Prompt A
In the records, switch "dot-dash rectangle" to "dashed rectangle" in everything from the start of the records down to the line that contains "The xDSL link 19 is at (712, 493).", leaving all else unchanged, and give back only those lines.

Extracted text
--- START ---
You can think of Fetchq as a big calendar for running tasks.
With Fetchq, you can push a document into a queue and associate it with a point in time, just a date. Could be now, could be a year from now, could be 100 years ago
Fetchq will then try to execute documents that are due for execution starting from the older one. Well, it's not really Fetchq that executes it, it's one function that you provide. We call that function a worker
or a handler
.
👉 Fetchq guarantees that a document will NOT be executed before it's due date expires.
When your handler executes a document, it can take decision based on the document's data and even on previous execution state.
After your handler does what needs to be done, it can reschedule
, drop
, complete
or kill
the document. More about this later in the docs.
NOTE: Here you'll learn to use it with NodeJS, but it really is just a smart way to use Postgres and could be paired with any programming language that can connecto to it.
--- END ---
Prompt B
Answer these questions about the Fetchq overview, one per line:
(i) What name is given to the function you provide to execute documents?
(ii) What does Fetchq guarantee about when a document will be executed?
(iii) Which database does Fetchq make smart use of?

Records for this exercise
--- START ---
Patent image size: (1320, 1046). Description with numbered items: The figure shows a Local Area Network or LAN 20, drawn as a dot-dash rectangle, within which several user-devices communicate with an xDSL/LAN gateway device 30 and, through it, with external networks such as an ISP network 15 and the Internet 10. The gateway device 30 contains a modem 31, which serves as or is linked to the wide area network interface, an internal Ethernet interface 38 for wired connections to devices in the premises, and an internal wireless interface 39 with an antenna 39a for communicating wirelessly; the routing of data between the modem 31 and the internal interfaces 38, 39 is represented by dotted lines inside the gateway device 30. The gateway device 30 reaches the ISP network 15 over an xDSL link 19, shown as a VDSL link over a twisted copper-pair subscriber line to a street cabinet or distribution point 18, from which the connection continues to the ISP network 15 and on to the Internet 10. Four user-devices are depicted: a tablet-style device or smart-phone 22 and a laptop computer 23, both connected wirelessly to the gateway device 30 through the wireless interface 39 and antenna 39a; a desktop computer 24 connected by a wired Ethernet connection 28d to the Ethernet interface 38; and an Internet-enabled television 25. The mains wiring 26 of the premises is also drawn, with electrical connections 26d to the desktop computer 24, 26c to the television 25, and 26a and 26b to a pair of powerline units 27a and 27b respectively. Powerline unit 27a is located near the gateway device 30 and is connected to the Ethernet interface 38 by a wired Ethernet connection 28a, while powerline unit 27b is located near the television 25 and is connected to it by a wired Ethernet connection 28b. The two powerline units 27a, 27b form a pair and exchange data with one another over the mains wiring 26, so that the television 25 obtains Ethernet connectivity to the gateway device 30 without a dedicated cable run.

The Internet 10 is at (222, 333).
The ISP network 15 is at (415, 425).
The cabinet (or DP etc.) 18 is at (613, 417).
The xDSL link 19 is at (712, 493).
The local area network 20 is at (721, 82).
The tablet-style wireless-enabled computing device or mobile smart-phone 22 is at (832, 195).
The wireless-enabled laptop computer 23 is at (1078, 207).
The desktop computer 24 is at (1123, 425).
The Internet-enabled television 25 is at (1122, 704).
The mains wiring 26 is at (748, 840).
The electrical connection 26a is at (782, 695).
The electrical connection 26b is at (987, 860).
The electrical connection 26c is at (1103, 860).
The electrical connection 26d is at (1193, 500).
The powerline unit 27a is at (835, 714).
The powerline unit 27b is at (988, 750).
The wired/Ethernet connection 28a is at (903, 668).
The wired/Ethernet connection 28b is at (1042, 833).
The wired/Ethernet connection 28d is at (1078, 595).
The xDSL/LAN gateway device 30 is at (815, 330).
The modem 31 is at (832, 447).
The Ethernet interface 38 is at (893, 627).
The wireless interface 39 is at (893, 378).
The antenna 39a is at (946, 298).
--- END ---
Written reply A
Patent image size: (1320, 1046). Description with numbered items: The figure shows a Local Area Network or LAN 20, drawn as a dashed rectangle, within which several user-devices communicate with an xDSL/LAN gateway device 30 and, through it, with external networks such as an ISP network 15 and the Internet 10. The gateway device 30 contains a modem 31, which serves as or is linked to the wide area network interface, an internal Ethernet interface 38 for wired connections to devices in the premises, and an internal wireless interface 39 with an antenna 39a for communicating wirelessly; the routing of data between the modem 31 and the internal interfaces 38, 39 is represented by dotted lines inside the gateway device 30. The gateway device 30 reaches the ISP network 15 over an xDSL link 19, shown as a VDSL link over a twisted copper-pair subscriber line to a street cabinet or distribution point 18, from which the connection continues to the ISP network 15 and on to the Internet 10. Four user-devices are depicted: a tablet-style device or smart-phone 22 and a laptop computer 23, both connected wirelessly to the gateway device 30 through the wireless interface 39 and antenna 39a; a desktop computer 24 connected by a wired Ethernet connection 28d to the Ethernet interface 38; and an Internet-enabled television 25. The mains wiring 26 of the premises is also drawn, with electrical connections 26d to the desktop computer 24, 26c to the television 25, and 26a and 26b to a pair of powerline units 27a and 27b respectively. Powerline unit 27a is located near the gateway device 30 and is connected to the Ethernet interface 38 by a wired Ethernet connection 28a, while powerline unit 27b is located near the television 25 and is connected to it by a wired Ethernet connection 28b. The two powerline units 27a, 27b form a pair and exchange data with one another over the mains wiring 26, so that the television 25 obtains Ethernet connectivity to the gateway device 30 without a dedicated cable run.

The Internet 10 is at (222, 333).
The ISP network 15 is at (415, 425).
The cabinet (or DP etc.) 18 is at (613, 417).
The xDSL link 19 is at (712, 493).

Written reply B
(i) A worker, or a handler.
(ii) A document will not be executed before its due date expires.
(iii) Postgres.